Exercise ▸ Pick out each line below containing "Consultation".

Excerpted data ▸
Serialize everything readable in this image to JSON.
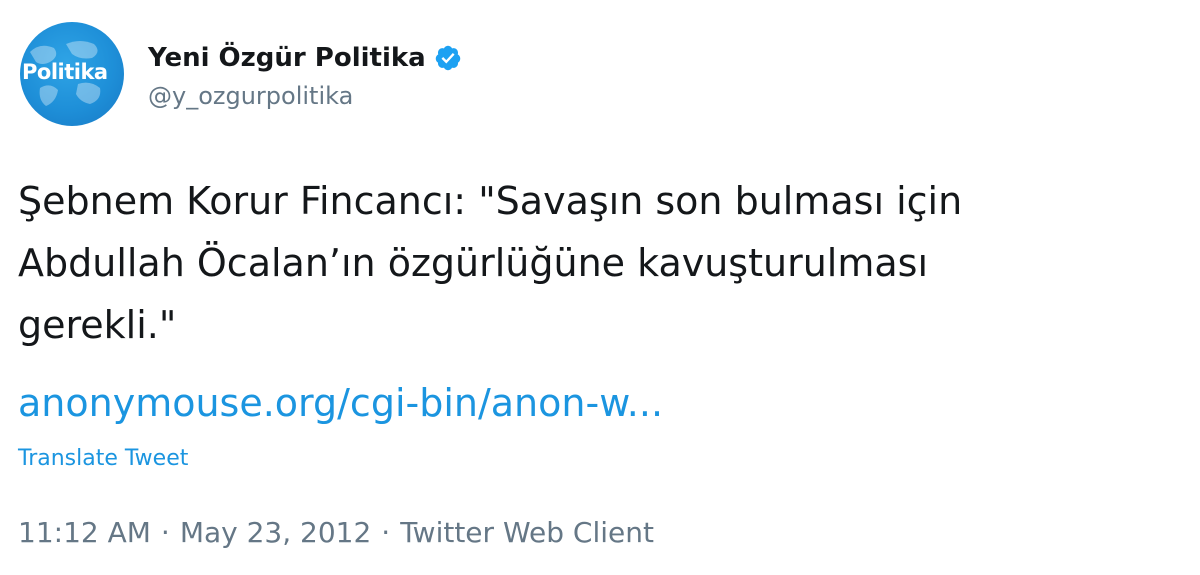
{
  "tweet": {
    "avatar_label": "Politika",
    "display_name": "Yeni Özgür Politika",
    "handle": "@y_ozgurpolitika",
    "verified": true,
    "text_lines": [
      "Şebnem Korur Fincancı: \"Savaşın son bulması için",
      "Abdullah Öcalan’ın özgürlüğüne kavuşturulması",
      "gerekli.\""
    ],
    "link_text": "anonymouse.org/cgi-bin/anon-w...",
    "translate_label": "Translate Tweet",
    "time": "11:12 AM",
    "separator": "·",
    "date": "May 23, 2012",
    "client": "Twitter Web Client"
  },
  "colors": {
    "link": "#1b95e0",
    "muted": "#657786",
    "text": "#14171a",
    "avatar": "#1e8fd8",
    "verified_badge": "#1da1f2"
  },
  "icons": {
    "verified": "verified-badge-icon"
  }
}
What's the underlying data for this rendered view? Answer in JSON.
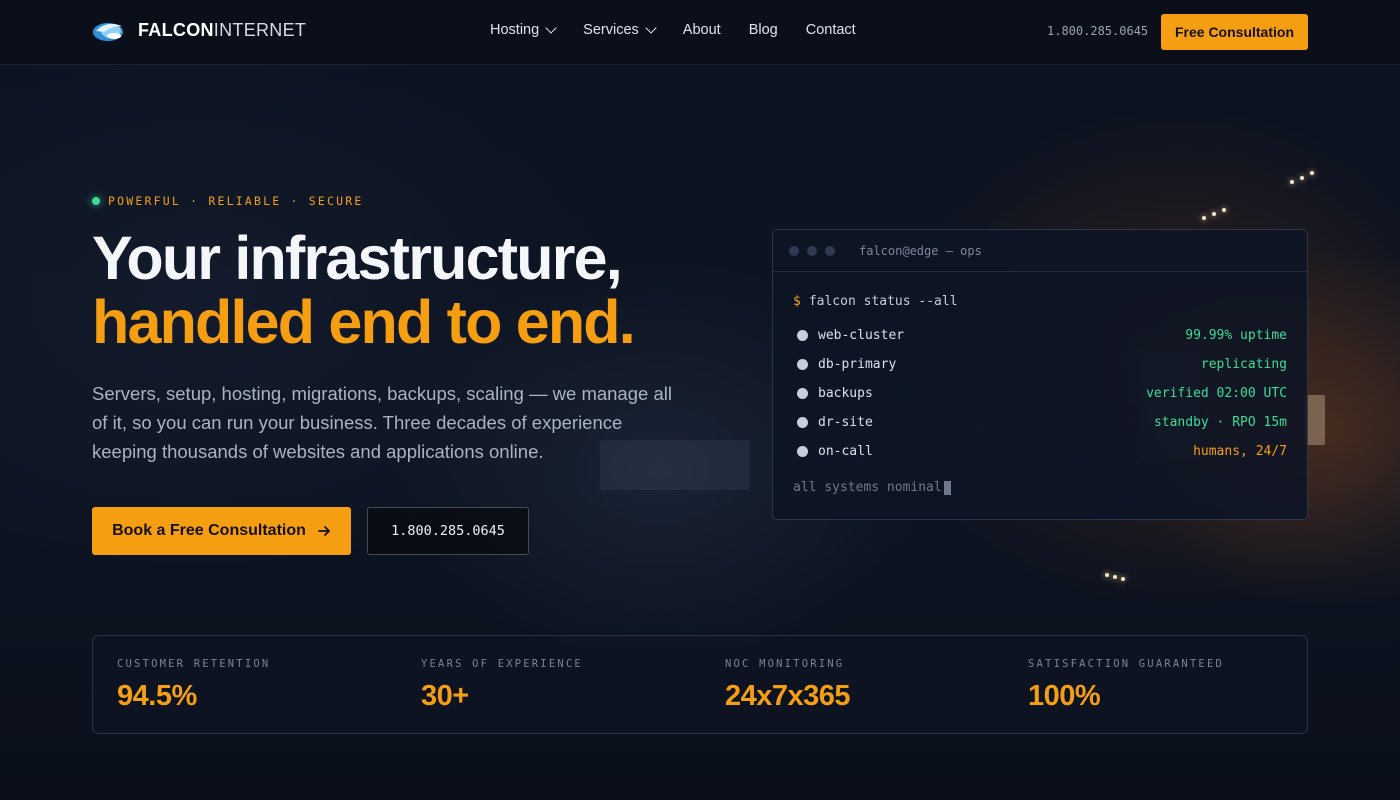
{
  "brand": {
    "name_bold": "FALCON",
    "name_light": "INTERNET",
    "logo_icon": "cloud-wing-icon"
  },
  "nav": {
    "items": [
      {
        "label": "Hosting",
        "has_dropdown": true
      },
      {
        "label": "Services",
        "has_dropdown": true
      },
      {
        "label": "About",
        "has_dropdown": false
      },
      {
        "label": "Blog",
        "has_dropdown": false
      },
      {
        "label": "Contact",
        "has_dropdown": false
      }
    ],
    "phone": "1.800.285.0645",
    "cta_label": "Free Consultation"
  },
  "hero": {
    "eyebrow": "POWERFUL · RELIABLE · SECURE",
    "headline_line1": "Your infrastructure,",
    "headline_line2": "handled end to end.",
    "lede": "Servers, setup, hosting, migrations, backups, scaling — we manage all of it, so you can run your business. Three decades of experience keeping thousands of websites and applications online.",
    "primary_cta": "Book a Free Consultation",
    "primary_cta_icon": "arrow-right-icon",
    "secondary_cta": "1.800.285.0645"
  },
  "terminal": {
    "title": "falcon@edge — ops",
    "command": "falcon status --all",
    "rows": [
      {
        "name": "web-cluster",
        "value": "99.99% uptime"
      },
      {
        "name": "db-primary",
        "value": "replicating"
      },
      {
        "name": "backups",
        "value": "verified 02:00 UTC"
      },
      {
        "name": "dr-site",
        "value": "standby · RPO 15m"
      },
      {
        "name": "on-call",
        "value": "humans, 24/7"
      }
    ],
    "footer": "all systems nominal"
  },
  "stats": [
    {
      "label": "CUSTOMER RETENTION",
      "value": "94.5%"
    },
    {
      "label": "YEARS OF EXPERIENCE",
      "value": "30+"
    },
    {
      "label": "NOC MONITORING",
      "value": "24x7x365"
    },
    {
      "label": "SATISFACTION GUARANTEED",
      "value": "100%"
    }
  ],
  "colors": {
    "accent": "#f59e12",
    "success": "#3ddc97",
    "background": "#0b111d"
  }
}
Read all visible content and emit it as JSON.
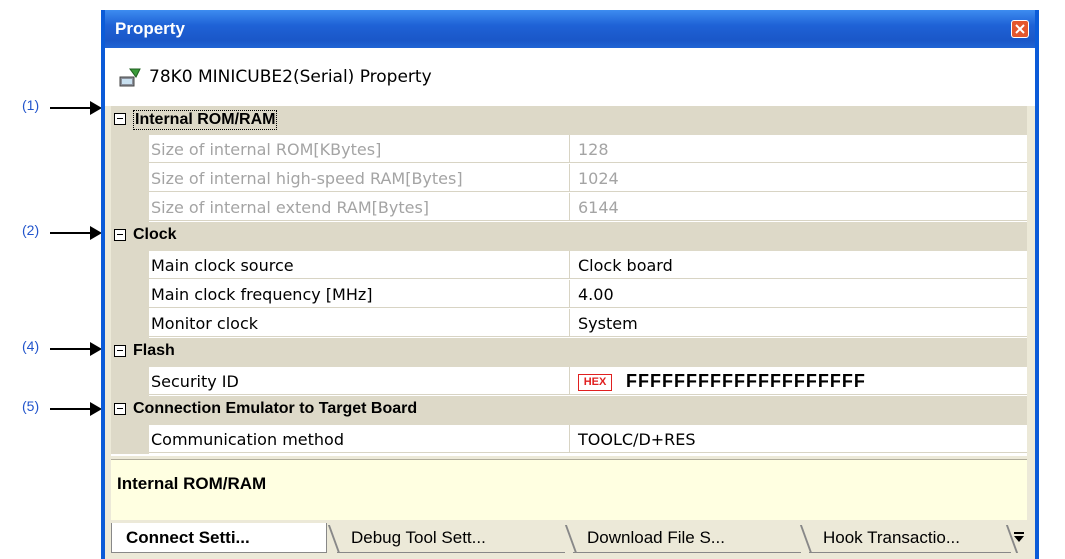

Reply to the task ▸
    "cta_label": "Free Consultation"
    "primary_cta": "Book a Free Consultation",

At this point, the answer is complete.